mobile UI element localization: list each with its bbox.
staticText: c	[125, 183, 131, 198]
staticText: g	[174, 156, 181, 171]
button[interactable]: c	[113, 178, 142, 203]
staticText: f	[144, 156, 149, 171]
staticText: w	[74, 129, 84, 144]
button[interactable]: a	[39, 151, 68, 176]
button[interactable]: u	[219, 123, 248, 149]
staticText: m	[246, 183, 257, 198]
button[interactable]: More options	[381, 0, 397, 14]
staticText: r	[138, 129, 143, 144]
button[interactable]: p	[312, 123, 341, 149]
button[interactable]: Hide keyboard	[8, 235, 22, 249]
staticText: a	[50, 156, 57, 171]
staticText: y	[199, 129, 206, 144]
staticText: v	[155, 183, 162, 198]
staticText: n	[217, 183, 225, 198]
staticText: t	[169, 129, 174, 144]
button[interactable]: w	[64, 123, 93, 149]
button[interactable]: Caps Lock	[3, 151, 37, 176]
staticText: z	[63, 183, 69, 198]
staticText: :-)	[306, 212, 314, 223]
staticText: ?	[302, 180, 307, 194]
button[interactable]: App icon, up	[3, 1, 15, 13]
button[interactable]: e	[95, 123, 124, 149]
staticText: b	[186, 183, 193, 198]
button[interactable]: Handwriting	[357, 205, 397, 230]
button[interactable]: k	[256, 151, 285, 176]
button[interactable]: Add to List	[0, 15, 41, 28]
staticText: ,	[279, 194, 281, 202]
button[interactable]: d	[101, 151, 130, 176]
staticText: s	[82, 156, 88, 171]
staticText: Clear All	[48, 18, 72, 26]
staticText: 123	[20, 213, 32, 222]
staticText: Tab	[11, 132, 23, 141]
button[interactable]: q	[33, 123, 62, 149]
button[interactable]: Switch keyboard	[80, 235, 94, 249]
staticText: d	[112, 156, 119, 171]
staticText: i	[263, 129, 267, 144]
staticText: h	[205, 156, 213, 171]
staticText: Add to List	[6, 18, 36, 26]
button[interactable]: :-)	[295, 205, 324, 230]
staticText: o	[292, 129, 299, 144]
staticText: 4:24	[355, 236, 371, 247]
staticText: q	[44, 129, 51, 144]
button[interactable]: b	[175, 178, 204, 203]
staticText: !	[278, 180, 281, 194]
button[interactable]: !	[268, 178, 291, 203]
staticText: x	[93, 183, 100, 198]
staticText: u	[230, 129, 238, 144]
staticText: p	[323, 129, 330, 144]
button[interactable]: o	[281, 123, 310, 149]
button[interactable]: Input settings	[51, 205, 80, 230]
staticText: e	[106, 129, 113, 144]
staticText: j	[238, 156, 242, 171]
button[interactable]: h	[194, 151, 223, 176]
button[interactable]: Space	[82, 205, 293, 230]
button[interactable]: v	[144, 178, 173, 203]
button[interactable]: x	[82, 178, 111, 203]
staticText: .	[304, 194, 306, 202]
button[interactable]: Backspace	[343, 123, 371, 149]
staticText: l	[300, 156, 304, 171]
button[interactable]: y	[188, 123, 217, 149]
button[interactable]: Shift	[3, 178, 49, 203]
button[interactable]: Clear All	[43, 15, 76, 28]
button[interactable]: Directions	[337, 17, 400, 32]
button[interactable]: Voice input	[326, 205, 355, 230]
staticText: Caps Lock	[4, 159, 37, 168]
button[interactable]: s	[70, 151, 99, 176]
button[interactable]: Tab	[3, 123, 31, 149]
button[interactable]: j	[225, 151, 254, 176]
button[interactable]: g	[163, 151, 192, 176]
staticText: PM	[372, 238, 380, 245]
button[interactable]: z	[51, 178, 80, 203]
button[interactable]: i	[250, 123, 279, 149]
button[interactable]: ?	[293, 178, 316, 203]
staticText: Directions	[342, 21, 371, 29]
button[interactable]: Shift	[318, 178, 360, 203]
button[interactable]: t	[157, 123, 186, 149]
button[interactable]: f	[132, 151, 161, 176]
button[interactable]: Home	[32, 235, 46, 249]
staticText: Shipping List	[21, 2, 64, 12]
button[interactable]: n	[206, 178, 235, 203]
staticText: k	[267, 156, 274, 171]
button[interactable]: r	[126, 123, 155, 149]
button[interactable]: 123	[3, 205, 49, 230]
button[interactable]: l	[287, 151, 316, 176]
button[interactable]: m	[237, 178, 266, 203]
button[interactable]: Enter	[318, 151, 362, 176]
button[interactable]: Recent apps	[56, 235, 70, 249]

=== YOUR TASK ===
Print the lines word for word, from the first line of the records through the line that contains "151, 223, 176]", including both of those lines.

=== CORRECT RESULT ===
mobile UI element localization: list each with its bbox.
staticText: c	[125, 183, 131, 198]
staticText: g	[174, 156, 181, 171]
button[interactable]: c	[113, 178, 142, 203]
staticText: f	[144, 156, 149, 171]
staticText: w	[74, 129, 84, 144]
button[interactable]: a	[39, 151, 68, 176]
button[interactable]: u	[219, 123, 248, 149]
staticText: m	[246, 183, 257, 198]
button[interactable]: More options	[381, 0, 397, 14]
staticText: r	[138, 129, 143, 144]
button[interactable]: p	[312, 123, 341, 149]
button[interactable]: Hide keyboard	[8, 235, 22, 249]
staticText: a	[50, 156, 57, 171]
staticText: y	[199, 129, 206, 144]
staticText: v	[155, 183, 162, 198]
staticText: n	[217, 183, 225, 198]
staticText: t	[169, 129, 174, 144]
button[interactable]: w	[64, 123, 93, 149]
button[interactable]: Caps Lock	[3, 151, 37, 176]
staticText: z	[63, 183, 69, 198]
staticText: :-)	[306, 212, 314, 223]
staticText: ?	[302, 180, 307, 194]
button[interactable]: App icon, up	[3, 1, 15, 13]
button[interactable]: e	[95, 123, 124, 149]
staticText: b	[186, 183, 193, 198]
button[interactable]: Handwriting	[357, 205, 397, 230]
button[interactable]: k	[256, 151, 285, 176]
button[interactable]: Add to List	[0, 15, 41, 28]
staticText: ,	[279, 194, 281, 202]
button[interactable]: d	[101, 151, 130, 176]
staticText: s	[82, 156, 88, 171]
staticText: Clear All	[48, 18, 72, 26]
staticText: 123	[20, 213, 32, 222]
staticText: Tab	[11, 132, 23, 141]
button[interactable]: q	[33, 123, 62, 149]
button[interactable]: Switch keyboard	[80, 235, 94, 249]
staticText: d	[112, 156, 119, 171]
staticText: i	[263, 129, 267, 144]
staticText: h	[205, 156, 213, 171]
staticText: Add to List	[6, 18, 36, 26]
button[interactable]: :-)	[295, 205, 324, 230]
staticText: o	[292, 129, 299, 144]
staticText: 4:24	[355, 236, 371, 247]
staticText: q	[44, 129, 51, 144]
button[interactable]: b	[175, 178, 204, 203]
staticText: !	[278, 180, 281, 194]
button[interactable]: !	[268, 178, 291, 203]
staticText: x	[93, 183, 100, 198]
staticText: u	[230, 129, 238, 144]
staticText: p	[323, 129, 330, 144]
button[interactable]: o	[281, 123, 310, 149]
button[interactable]: Input settings	[51, 205, 80, 230]
staticText: e	[106, 129, 113, 144]
staticText: j	[238, 156, 242, 171]
button[interactable]: h	[194, 151, 223, 176]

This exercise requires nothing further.